__CHALLENGE__. Select the lines of the records containing the word "Малое" and list them.

__DATASET ENTRIES__.
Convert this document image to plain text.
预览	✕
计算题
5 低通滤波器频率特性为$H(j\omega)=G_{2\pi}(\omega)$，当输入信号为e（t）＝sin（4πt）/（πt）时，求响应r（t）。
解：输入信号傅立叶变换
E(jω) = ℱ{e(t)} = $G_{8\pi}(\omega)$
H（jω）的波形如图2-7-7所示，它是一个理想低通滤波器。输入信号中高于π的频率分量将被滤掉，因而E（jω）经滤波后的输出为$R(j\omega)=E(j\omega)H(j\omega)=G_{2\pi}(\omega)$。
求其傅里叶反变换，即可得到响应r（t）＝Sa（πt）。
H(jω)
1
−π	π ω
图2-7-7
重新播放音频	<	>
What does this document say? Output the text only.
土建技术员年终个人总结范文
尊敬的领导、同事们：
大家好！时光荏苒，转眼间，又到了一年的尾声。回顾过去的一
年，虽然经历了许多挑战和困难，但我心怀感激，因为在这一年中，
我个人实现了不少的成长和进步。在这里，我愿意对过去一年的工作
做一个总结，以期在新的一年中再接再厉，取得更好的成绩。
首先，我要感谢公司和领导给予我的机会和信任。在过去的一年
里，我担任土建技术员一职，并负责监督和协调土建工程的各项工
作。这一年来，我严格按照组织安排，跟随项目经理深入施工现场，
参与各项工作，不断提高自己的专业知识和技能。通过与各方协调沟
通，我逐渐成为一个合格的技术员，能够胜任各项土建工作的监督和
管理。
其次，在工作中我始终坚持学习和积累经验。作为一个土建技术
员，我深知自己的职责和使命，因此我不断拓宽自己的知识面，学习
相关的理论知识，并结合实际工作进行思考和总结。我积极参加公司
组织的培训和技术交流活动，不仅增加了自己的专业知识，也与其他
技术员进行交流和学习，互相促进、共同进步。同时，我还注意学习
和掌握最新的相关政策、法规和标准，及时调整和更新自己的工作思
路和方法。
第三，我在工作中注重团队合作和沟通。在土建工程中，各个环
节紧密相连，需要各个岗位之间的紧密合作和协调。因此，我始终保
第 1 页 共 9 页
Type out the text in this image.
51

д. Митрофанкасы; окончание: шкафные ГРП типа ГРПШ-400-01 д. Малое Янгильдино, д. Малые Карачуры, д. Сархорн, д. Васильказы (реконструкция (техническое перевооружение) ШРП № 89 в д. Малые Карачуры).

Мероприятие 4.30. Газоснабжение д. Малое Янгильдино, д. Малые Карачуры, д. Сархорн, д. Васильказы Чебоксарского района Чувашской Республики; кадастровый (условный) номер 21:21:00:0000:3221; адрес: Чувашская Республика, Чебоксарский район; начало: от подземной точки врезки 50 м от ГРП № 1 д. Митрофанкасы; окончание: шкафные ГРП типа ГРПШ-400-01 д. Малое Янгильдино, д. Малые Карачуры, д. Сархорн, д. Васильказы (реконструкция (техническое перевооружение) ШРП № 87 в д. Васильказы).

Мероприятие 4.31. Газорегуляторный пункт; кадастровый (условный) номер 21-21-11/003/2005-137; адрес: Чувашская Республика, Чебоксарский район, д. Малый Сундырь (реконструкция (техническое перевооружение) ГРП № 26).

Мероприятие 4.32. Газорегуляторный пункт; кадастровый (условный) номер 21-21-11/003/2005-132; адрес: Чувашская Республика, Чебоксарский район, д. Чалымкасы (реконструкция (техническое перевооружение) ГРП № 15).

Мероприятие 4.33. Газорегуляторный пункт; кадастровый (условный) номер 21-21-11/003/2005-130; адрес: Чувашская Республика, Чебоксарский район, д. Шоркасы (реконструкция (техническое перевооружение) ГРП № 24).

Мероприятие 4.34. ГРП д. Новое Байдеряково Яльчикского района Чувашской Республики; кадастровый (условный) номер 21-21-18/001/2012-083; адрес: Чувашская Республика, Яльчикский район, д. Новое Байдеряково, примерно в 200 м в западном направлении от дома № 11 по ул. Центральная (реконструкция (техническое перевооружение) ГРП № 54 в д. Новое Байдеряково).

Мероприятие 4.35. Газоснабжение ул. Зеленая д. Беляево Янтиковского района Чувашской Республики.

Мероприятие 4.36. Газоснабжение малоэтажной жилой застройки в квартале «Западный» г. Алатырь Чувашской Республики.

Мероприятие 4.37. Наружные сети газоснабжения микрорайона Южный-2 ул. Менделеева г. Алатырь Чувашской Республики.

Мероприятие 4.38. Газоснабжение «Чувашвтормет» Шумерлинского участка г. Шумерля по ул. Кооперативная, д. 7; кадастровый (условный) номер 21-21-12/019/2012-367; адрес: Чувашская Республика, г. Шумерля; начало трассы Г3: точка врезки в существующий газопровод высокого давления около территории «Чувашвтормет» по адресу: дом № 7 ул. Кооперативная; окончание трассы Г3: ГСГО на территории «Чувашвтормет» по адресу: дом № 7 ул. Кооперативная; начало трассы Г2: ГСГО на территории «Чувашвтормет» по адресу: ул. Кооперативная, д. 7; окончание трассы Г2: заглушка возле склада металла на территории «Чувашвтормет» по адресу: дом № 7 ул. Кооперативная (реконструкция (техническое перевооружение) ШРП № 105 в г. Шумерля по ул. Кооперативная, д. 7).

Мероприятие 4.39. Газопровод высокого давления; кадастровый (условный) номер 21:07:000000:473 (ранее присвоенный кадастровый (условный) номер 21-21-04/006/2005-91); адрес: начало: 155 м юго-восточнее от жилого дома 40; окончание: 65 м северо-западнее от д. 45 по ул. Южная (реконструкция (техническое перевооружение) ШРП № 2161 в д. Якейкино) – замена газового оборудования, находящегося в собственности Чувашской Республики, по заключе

__COMPLETE OUTPUT__.
д. Митрофанкасы; окончание: шкафные ГРП типа ГРПШ-400-01 д. Малое Янгильдино, д. Малые Карачуры, д. Сархорн, д. Васильказы (реконструкция (техническое перевооружение) ШРП № 89 в д. Малые Карачуры).
Мероприятие 4.30. Газоснабжение д. Малое Янгильдино, д. Малые Карачуры, д. Сархорн, д. Васильказы Чебоксарского района Чувашской Республики; кадастровый (условный) номер 21:21:00:0000:3221; адрес: Чувашская Республика, Чебоксарский район; начало: от подземной точки врезки 50 м от ГРП № 1 д. Митрофанкасы; окончание: шкафные ГРП типа ГРПШ-400-01 д. Малое Янгильдино, д. Малые Карачуры, д. Сархорн, д. Васильказы (реконструкция (техническое перевооружение) ШРП № 87 в д. Васильказы).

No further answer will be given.